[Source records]
* START *

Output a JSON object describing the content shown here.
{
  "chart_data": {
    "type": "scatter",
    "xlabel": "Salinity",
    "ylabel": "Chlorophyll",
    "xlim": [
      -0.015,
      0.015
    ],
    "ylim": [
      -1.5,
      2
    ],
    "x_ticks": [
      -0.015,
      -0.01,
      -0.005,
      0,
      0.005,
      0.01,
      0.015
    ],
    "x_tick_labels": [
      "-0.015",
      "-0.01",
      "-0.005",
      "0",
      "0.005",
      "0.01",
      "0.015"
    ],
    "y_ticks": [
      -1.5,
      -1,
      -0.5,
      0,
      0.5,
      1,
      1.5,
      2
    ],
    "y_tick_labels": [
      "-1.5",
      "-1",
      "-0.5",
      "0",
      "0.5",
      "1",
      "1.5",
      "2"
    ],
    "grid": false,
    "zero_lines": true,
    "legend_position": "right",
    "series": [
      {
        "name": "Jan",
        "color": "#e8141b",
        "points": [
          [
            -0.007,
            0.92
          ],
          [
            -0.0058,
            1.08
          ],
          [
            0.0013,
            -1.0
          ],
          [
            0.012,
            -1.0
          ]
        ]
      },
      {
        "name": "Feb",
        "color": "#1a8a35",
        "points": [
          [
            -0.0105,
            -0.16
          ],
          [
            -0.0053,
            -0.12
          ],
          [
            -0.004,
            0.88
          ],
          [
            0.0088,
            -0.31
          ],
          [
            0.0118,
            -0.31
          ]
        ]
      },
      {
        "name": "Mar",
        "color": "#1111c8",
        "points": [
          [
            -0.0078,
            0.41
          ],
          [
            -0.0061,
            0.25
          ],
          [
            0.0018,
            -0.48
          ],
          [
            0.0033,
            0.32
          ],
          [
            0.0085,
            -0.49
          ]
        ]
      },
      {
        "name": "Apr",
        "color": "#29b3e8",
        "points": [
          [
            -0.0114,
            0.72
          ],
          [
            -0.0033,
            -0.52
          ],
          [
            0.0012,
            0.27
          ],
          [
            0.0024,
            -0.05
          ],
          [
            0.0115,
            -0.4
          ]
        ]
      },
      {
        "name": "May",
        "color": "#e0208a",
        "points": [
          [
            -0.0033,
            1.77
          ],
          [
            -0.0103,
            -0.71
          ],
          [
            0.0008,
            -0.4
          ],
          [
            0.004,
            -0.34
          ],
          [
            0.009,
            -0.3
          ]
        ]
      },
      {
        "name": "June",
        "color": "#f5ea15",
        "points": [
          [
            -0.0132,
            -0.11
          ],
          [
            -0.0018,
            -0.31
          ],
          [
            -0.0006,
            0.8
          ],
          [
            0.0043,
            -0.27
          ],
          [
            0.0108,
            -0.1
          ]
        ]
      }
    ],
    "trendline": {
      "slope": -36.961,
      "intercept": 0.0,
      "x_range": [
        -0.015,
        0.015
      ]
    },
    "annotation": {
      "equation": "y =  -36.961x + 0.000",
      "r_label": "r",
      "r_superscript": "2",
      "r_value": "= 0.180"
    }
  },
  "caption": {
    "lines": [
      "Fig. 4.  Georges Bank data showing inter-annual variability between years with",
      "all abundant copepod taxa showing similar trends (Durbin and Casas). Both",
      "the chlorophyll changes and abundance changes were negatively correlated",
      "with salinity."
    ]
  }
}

* END *

▸ Do this:
Repeat the lines above exactly.

▸ Final answer:
Output a JSON object describing the content shown here.
{
  "chart_data": {
    "type": "scatter",
    "xlabel": "Salinity",
    "ylabel": "Chlorophyll",
    "xlim": [
      -0.015,
      0.015
    ],
    "ylim": [
      -1.5,
      2
    ],
    "x_ticks": [
      -0.015,
      -0.01,
      -0.005,
      0,
      0.005,
      0.01,
      0.015
    ],
    "x_tick_labels": [
      "-0.015",
      "-0.01",
      "-0.005",
      "0",
      "0.005",
      "0.01",
      "0.015"
    ],
    "y_ticks": [
      -1.5,
      -1,
      -0.5,
      0,
      0.5,
      1,
      1.5,
      2
    ],
    "y_tick_labels": [
      "-1.5",
      "-1",
      "-0.5",
      "0",
      "0.5",
      "1",
      "1.5",
      "2"
    ],
    "grid": false,
    "zero_lines": true,
    "legend_position": "right",
    "series": [
      {
        "name": "Jan",
        "color": "#e8141b",
        "points": [
          [
            -0.007,
            0.92
          ],
          [
            -0.0058,
            1.08
          ],
          [
            0.0013,
            -1.0
          ],
          [
            0.012,
            -1.0
          ]
        ]
      },
      {
        "name": "Feb",
        "color": "#1a8a35",
        "points": [
          [
            -0.0105,
            -0.16
          ],
          [
            -0.0053,
            -0.12
          ],
          [
            -0.004,
            0.88
          ],
          [
            0.0088,
            -0.31
          ],
          [
            0.0118,
            -0.31
          ]
        ]
      },
      {
        "name": "Mar",
        "color": "#1111c8",
        "points": [
          [
            -0.0078,
            0.41
          ],
          [
            -0.0061,
            0.25
          ],
          [
            0.0018,
            -0.48
          ],
          [
            0.0033,
            0.32
          ],
          [
            0.0085,
            -0.49
          ]
        ]
      },
      {
        "name": "Apr",
        "color": "#29b3e8",
        "points": [
          [
            -0.0114,
            0.72
          ],
          [
            -0.0033,
            -0.52
          ],
          [
            0.0012,
            0.27
          ],
          [
            0.0024,
            -0.05
          ],
          [
            0.0115,
            -0.4
          ]
        ]
      },
      {
        "name": "May",
        "color": "#e0208a",
        "points": [
          [
            -0.0033,
            1.77
          ],
          [
            -0.0103,
            -0.71
          ],
          [
            0.0008,
            -0.4
          ],
          [
            0.004,
            -0.34
          ],
          [
            0.009,
            -0.3
          ]
        ]
      },
      {
        "name": "June",
        "color": "#f5ea15",
        "points": [
          [
            -0.0132,
            -0.11
          ],
          [
            -0.0018,
            -0.31
          ],
          [
            -0.0006,
            0.8
          ],
          [
            0.0043,
            -0.27
          ],
          [
            0.0108,
            -0.1
          ]
        ]
      }
    ],
    "trendline": {
      "slope": -36.961,
      "intercept": 0.0,
      "x_range": [
        -0.015,
        0.015
      ]
    },
    "annotation": {
      "equation": "y =  -36.961x + 0.000",
      "r_label": "r",
      "r_superscript": "2",
      "r_value": "= 0.180"
    }
  },
  "caption": {
    "lines": [
      "Fig. 4.  Georges Bank data showing inter-annual variability between years with",
      "all abundant copepod taxa showing similar trends (Durbin and Casas). Both",
      "the chlorophyll changes and abundance changes were negatively correlated",
      "with salinity."
    ]
  }
}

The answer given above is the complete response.